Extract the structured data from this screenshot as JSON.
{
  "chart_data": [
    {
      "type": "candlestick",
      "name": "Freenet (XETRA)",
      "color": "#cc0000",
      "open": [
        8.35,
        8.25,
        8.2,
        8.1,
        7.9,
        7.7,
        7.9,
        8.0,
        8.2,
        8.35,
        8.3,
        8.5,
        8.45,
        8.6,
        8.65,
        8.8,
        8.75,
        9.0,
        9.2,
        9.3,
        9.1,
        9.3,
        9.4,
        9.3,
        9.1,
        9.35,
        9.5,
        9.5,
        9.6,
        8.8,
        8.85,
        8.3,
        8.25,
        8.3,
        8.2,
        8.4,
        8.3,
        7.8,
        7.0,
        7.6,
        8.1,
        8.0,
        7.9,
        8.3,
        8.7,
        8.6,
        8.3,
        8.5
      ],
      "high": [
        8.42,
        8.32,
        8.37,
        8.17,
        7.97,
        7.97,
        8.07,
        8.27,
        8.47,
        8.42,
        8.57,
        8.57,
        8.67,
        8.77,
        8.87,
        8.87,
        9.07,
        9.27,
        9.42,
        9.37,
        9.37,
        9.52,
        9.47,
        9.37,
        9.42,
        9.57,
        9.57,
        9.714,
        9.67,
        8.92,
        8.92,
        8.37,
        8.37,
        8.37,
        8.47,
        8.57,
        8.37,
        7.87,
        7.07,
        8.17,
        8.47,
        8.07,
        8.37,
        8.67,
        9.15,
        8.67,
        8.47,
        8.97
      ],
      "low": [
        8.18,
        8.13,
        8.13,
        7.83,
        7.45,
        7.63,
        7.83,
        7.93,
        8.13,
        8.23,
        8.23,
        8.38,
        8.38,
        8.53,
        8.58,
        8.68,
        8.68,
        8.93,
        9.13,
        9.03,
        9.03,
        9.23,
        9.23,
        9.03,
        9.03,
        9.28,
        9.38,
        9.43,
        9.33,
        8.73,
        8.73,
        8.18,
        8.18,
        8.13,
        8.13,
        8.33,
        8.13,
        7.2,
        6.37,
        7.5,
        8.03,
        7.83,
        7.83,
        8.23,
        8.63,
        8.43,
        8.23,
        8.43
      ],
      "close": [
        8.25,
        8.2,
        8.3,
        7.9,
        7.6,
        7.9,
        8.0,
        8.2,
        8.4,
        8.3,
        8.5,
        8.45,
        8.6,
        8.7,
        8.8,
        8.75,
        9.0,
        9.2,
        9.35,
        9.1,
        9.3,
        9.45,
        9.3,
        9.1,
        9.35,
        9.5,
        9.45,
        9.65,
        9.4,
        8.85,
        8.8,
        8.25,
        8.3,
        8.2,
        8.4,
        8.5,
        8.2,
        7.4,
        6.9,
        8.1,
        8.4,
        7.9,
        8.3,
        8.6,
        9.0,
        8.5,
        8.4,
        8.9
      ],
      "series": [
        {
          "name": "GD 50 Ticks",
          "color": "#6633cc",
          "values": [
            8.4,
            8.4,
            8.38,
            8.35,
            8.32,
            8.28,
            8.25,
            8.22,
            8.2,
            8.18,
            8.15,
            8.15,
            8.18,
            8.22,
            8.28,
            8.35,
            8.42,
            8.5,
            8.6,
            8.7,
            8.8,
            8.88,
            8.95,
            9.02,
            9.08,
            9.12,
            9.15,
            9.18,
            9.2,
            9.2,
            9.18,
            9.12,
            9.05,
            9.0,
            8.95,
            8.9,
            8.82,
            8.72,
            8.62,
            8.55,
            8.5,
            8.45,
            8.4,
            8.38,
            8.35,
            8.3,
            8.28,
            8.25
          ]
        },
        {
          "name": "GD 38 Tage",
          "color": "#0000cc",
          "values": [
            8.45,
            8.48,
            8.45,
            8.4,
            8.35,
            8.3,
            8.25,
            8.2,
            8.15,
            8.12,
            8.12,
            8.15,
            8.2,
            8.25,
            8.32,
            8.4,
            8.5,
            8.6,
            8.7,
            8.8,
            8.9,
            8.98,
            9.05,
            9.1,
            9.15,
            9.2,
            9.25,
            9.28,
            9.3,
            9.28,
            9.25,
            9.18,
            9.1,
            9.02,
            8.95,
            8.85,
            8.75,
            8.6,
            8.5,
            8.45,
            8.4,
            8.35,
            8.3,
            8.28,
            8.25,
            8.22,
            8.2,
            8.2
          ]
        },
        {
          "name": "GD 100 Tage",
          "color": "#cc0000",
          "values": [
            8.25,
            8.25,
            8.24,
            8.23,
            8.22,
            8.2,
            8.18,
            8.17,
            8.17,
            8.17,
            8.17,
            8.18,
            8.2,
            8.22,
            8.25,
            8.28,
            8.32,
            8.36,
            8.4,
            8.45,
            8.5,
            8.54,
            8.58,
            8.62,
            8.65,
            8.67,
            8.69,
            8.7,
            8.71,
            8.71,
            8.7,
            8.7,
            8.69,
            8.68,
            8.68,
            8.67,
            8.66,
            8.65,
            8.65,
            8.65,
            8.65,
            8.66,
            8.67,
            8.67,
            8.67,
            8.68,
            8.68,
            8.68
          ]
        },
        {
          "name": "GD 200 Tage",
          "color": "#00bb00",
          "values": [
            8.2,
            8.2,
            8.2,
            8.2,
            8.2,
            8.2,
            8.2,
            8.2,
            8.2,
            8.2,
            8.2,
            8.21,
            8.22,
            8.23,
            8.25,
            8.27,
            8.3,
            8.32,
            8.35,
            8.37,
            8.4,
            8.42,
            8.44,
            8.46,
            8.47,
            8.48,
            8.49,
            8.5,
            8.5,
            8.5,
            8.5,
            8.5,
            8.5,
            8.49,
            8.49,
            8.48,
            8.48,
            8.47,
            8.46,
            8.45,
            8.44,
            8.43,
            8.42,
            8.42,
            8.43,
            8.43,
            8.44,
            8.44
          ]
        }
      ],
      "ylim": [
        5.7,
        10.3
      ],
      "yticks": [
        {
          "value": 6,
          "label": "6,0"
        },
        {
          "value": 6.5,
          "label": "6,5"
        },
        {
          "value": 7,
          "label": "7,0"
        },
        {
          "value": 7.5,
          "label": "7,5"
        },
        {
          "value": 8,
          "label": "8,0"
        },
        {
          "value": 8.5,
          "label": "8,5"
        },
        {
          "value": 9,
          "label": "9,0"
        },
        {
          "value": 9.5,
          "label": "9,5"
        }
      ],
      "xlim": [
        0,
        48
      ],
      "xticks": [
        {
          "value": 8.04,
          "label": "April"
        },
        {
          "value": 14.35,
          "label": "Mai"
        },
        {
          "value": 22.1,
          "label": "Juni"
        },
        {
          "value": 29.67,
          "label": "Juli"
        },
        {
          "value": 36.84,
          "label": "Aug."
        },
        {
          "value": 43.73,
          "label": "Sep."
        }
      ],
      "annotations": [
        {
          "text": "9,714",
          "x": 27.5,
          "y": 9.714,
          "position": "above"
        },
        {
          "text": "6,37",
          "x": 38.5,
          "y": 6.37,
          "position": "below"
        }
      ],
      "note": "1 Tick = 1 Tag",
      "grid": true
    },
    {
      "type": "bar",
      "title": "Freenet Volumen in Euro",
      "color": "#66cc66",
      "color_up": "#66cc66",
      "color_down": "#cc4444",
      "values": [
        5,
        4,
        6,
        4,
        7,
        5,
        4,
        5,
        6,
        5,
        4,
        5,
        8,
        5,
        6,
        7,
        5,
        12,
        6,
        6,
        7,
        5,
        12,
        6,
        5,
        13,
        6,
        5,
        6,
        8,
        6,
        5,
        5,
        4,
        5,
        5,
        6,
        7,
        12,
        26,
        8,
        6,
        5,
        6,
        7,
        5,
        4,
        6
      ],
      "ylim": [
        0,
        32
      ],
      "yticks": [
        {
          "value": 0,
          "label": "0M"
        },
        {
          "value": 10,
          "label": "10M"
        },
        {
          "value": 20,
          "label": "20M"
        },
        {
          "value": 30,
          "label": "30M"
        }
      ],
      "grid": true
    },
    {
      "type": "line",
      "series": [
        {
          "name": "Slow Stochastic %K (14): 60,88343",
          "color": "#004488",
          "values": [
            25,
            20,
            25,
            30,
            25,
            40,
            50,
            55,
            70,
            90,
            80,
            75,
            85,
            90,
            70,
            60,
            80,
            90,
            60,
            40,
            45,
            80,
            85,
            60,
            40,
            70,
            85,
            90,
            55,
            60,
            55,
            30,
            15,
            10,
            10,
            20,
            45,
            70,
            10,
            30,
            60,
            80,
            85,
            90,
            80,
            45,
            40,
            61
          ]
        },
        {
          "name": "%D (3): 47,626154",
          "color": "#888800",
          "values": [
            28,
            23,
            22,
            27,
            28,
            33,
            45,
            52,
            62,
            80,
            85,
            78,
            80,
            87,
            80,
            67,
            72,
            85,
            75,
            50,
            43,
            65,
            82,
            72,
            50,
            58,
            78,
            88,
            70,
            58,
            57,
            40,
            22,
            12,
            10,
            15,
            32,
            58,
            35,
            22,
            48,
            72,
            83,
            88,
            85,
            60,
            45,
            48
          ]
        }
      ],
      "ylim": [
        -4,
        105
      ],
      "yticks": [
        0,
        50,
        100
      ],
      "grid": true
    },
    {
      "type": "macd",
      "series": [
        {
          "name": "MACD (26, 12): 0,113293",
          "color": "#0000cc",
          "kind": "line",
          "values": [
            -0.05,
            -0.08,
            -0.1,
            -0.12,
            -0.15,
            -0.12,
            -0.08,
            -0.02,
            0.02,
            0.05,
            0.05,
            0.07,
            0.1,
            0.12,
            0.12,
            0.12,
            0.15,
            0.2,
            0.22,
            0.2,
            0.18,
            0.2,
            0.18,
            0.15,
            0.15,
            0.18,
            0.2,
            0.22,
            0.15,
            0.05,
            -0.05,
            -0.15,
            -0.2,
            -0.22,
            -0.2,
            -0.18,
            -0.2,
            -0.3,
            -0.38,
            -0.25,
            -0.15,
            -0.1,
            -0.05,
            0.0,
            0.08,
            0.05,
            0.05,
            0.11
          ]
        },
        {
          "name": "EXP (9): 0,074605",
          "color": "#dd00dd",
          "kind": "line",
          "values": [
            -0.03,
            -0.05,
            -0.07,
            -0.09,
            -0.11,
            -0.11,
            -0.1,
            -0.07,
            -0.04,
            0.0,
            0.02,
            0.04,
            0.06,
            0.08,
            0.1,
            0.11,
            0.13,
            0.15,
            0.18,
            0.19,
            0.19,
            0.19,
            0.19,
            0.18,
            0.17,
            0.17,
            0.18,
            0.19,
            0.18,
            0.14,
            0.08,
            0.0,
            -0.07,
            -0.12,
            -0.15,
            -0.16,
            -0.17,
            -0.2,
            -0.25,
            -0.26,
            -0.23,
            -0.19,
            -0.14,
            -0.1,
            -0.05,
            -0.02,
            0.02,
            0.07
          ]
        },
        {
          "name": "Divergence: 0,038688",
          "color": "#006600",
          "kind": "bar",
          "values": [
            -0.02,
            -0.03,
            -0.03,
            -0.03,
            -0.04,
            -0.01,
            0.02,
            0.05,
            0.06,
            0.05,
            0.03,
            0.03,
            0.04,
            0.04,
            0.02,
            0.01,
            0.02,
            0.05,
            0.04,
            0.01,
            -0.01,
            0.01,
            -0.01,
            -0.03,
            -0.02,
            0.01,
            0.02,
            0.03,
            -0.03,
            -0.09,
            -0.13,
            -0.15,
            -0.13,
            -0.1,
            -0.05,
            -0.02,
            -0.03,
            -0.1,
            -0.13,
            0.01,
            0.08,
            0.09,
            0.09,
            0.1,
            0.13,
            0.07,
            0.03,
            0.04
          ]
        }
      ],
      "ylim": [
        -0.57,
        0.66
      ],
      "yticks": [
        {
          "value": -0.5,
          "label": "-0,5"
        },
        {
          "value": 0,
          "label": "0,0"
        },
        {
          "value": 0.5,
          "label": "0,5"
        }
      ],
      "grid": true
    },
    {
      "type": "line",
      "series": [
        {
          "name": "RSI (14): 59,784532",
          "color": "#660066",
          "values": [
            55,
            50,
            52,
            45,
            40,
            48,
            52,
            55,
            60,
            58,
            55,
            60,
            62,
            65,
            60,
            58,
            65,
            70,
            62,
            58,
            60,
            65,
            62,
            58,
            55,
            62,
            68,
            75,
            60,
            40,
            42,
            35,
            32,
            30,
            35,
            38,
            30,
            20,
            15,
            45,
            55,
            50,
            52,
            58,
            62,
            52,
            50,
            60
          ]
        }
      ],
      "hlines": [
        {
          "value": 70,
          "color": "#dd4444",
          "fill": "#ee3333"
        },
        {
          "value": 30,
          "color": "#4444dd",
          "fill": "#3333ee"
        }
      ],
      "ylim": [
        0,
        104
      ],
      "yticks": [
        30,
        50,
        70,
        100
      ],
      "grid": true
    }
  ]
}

DIRECTIONS FOR THIS TASK: Copy out every line in the entries above that holds "type".

SOLUTION TO THE EXERCISE:
      "type": "candlestick",
      "type": "bar",
      "type": "line",
      "type": "macd",
      "type": "line",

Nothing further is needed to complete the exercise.